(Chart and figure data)
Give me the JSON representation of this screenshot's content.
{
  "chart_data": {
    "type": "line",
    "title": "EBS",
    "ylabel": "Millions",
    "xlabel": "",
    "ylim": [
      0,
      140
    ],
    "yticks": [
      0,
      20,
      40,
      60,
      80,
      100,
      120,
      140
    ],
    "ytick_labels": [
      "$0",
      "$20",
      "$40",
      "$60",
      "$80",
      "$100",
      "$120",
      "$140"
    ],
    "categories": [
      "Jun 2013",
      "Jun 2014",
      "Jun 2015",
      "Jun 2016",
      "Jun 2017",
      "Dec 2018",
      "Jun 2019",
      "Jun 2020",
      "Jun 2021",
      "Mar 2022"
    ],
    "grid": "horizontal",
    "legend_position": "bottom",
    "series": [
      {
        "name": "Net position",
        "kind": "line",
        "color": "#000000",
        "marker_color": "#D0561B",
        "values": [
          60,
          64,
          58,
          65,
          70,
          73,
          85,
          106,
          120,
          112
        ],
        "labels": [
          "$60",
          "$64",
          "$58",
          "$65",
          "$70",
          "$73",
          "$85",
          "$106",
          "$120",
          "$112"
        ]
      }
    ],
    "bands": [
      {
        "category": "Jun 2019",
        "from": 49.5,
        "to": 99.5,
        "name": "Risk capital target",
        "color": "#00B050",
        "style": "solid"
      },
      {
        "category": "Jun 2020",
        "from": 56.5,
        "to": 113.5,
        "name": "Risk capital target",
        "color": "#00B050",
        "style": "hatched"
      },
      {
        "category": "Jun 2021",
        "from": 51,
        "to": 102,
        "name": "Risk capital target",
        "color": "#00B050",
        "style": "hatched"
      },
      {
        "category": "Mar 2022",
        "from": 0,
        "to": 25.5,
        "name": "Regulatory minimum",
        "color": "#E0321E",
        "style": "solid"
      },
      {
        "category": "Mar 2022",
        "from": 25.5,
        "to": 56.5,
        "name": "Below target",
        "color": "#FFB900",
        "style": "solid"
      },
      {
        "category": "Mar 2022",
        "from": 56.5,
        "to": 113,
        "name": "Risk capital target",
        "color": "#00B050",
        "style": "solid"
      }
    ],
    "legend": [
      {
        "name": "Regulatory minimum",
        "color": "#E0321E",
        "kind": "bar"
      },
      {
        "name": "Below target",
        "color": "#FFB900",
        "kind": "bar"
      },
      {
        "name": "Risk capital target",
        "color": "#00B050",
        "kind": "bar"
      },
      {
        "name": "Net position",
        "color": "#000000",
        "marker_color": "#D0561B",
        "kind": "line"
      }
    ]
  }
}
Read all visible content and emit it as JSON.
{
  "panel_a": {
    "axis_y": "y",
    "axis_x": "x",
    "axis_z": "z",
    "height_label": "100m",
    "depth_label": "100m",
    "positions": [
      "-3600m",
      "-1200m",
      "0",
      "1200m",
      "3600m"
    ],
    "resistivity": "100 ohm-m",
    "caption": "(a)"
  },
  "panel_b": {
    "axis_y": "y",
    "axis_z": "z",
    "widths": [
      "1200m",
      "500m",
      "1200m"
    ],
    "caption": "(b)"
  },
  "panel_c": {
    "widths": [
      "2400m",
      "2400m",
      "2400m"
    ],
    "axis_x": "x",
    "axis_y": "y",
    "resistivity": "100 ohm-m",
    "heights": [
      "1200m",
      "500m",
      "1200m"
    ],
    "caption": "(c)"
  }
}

Problem: Copy out each record from above, exactly.

Response to this exercise:
Give me the JSON representation of this screenshot's content.
{
  "chart_data": {
    "type": "line",
    "title": "EBS",
    "ylabel": "Millions",
    "xlabel": "",
    "ylim": [
      0,
      140
    ],
    "yticks": [
      0,
      20,
      40,
      60,
      80,
      100,
      120,
      140
    ],
    "ytick_labels": [
      "$0",
      "$20",
      "$40",
      "$60",
      "$80",
      "$100",
      "$120",
      "$140"
    ],
    "categories": [
      "Jun 2013",
      "Jun 2014",
      "Jun 2015",
      "Jun 2016",
      "Jun 2017",
      "Dec 2018",
      "Jun 2019",
      "Jun 2020",
      "Jun 2021",
      "Mar 2022"
    ],
    "grid": "horizontal",
    "legend_position": "bottom",
    "series": [
      {
        "name": "Net position",
        "kind": "line",
        "color": "#000000",
        "marker_color": "#D0561B",
        "values": [
          60,
          64,
          58,
          65,
          70,
          73,
          85,
          106,
          120,
          112
        ],
        "labels": [
          "$60",
          "$64",
          "$58",
          "$65",
          "$70",
          "$73",
          "$85",
          "$106",
          "$120",
          "$112"
        ]
      }
    ],
    "bands": [
      {
        "category": "Jun 2019",
        "from": 49.5,
        "to": 99.5,
        "name": "Risk capital target",
        "color": "#00B050",
        "style": "solid"
      },
      {
        "category": "Jun 2020",
        "from": 56.5,
        "to": 113.5,
        "name": "Risk capital target",
        "color": "#00B050",
        "style": "hatched"
      },
      {
        "category": "Jun 2021",
        "from": 51,
        "to": 102,
        "name": "Risk capital target",
        "color": "#00B050",
        "style": "hatched"
      },
      {
        "category": "Mar 2022",
        "from": 0,
        "to": 25.5,
        "name": "Regulatory minimum",
        "color": "#E0321E",
        "style": "solid"
      },
      {
        "category": "Mar 2022",
        "from": 25.5,
        "to": 56.5,
        "name": "Below target",
        "color": "#FFB900",
        "style": "solid"
      },
      {
        "category": "Mar 2022",
        "from": 56.5,
        "to": 113,
        "name": "Risk capital target",
        "color": "#00B050",
        "style": "solid"
      }
    ],
    "legend": [
      {
        "name": "Regulatory minimum",
        "color": "#E0321E",
        "kind": "bar"
      },
      {
        "name": "Below target",
        "color": "#FFB900",
        "kind": "bar"
      },
      {
        "name": "Risk capital target",
        "color": "#00B050",
        "kind": "bar"
      },
      {
        "name": "Net position",
        "color": "#000000",
        "marker_color": "#D0561B",
        "kind": "line"
      }
    ]
  }
}
Read all visible content and emit it as JSON.
{
  "panel_a": {
    "axis_y": "y",
    "axis_x": "x",
    "axis_z": "z",
    "height_label": "100m",
    "depth_label": "100m",
    "positions": [
      "-3600m",
      "-1200m",
      "0",
      "1200m",
      "3600m"
    ],
    "resistivity": "100 ohm-m",
    "caption": "(a)"
  },
  "panel_b": {
    "axis_y": "y",
    "axis_z": "z",
    "widths": [
      "1200m",
      "500m",
      "1200m"
    ],
    "caption": "(b)"
  },
  "panel_c": {
    "widths": [
      "2400m",
      "2400m",
      "2400m"
    ],
    "axis_x": "x",
    "axis_y": "y",
    "resistivity": "100 ohm-m",
    "heights": [
      "1200m",
      "500m",
      "1200m"
    ],
    "caption": "(c)"
  }
}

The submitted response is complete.